#### Task prompt
Copy all of the material exactly. Pictures are not to appear in the copy.

Data entries
* BEGIN *

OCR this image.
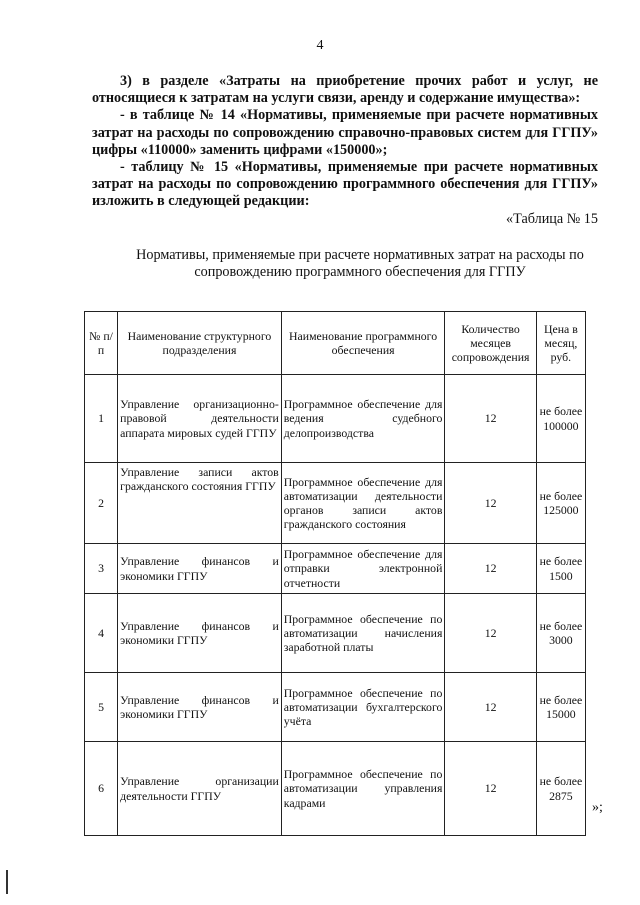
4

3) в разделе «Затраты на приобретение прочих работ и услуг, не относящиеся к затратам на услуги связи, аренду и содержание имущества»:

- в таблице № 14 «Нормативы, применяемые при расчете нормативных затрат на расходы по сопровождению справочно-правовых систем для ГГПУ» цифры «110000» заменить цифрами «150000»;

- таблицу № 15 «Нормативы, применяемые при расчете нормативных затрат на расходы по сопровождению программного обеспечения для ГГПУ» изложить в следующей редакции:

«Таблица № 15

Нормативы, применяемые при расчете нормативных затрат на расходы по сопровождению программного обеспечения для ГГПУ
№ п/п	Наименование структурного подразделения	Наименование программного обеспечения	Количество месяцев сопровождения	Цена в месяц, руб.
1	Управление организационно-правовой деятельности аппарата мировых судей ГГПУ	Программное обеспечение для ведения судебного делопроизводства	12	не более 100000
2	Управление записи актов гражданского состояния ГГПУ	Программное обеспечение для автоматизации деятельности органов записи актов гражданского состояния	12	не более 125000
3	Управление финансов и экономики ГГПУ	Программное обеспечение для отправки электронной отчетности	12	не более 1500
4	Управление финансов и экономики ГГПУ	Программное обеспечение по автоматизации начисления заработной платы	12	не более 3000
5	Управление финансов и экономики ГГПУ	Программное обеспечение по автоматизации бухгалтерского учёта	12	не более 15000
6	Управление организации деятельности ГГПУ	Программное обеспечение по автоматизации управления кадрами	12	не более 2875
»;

* END *

#### Full output
OCR this image.
4

3) в разделе «Затраты на приобретение прочих работ и услуг, не относящиеся к затратам на услуги связи, аренду и содержание имущества»:

- в таблице № 14 «Нормативы, применяемые при расчете нормативных затрат на расходы по сопровождению справочно-правовых систем для ГГПУ» цифры «110000» заменить цифрами «150000»;

- таблицу № 15 «Нормативы, применяемые при расчете нормативных затрат на расходы по сопровождению программного обеспечения для ГГПУ» изложить в следующей редакции:

«Таблица № 15

Нормативы, применяемые при расчете нормативных затрат на расходы по сопровождению программного обеспечения для ГГПУ
№ п/п	Наименование структурного подразделения	Наименование программного обеспечения	Количество месяцев сопровождения	Цена в месяц, руб.
1	Управление организационно-правовой деятельности аппарата мировых судей ГГПУ	Программное обеспечение для ведения судебного делопроизводства	12	не более 100000
2	Управление записи актов гражданского состояния ГГПУ	Программное обеспечение для автоматизации деятельности органов записи актов гражданского состояния	12	не более 125000
3	Управление финансов и экономики ГГПУ	Программное обеспечение для отправки электронной отчетности	12	не более 1500
4	Управление финансов и экономики ГГПУ	Программное обеспечение по автоматизации начисления заработной платы	12	не более 3000
5	Управление финансов и экономики ГГПУ	Программное обеспечение по автоматизации бухгалтерского учёта	12	не более 15000
6	Управление организации деятельности ГГПУ	Программное обеспечение по автоматизации управления кадрами	12	не более 2875
»;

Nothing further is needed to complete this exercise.